Work to complete: From the entries below, please gather each line containing the string "Zeit".

Supplied material:

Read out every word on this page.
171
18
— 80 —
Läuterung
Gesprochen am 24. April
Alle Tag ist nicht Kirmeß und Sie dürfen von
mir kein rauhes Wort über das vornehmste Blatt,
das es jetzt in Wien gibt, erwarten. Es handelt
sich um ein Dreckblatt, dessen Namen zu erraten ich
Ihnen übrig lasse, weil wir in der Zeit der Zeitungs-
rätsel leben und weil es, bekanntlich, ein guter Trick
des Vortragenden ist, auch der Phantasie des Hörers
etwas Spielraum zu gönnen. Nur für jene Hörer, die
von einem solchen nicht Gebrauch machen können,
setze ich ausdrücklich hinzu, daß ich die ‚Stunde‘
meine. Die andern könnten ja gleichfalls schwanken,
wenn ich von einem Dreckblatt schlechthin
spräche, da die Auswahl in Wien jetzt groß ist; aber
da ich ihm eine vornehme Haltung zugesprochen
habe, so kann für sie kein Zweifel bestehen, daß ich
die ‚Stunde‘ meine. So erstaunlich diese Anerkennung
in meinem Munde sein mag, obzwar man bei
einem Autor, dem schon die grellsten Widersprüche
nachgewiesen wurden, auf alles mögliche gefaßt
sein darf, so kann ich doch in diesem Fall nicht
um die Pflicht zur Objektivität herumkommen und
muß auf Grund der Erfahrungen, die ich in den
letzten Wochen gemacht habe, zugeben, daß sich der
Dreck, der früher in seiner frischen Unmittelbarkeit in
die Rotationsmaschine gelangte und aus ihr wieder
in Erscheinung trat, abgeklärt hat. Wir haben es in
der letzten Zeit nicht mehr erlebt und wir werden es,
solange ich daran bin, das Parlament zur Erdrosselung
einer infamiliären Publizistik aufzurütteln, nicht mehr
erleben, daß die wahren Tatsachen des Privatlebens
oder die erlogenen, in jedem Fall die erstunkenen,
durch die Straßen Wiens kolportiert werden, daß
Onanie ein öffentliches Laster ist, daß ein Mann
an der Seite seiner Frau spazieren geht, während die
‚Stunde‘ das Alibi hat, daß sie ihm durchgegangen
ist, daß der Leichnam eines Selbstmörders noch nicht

Solution below:
Ihnen übrig lasse, weil wir in der Zeit der Zeitungs-
der letzten Zeit nicht mehr erlebt und wir werden es,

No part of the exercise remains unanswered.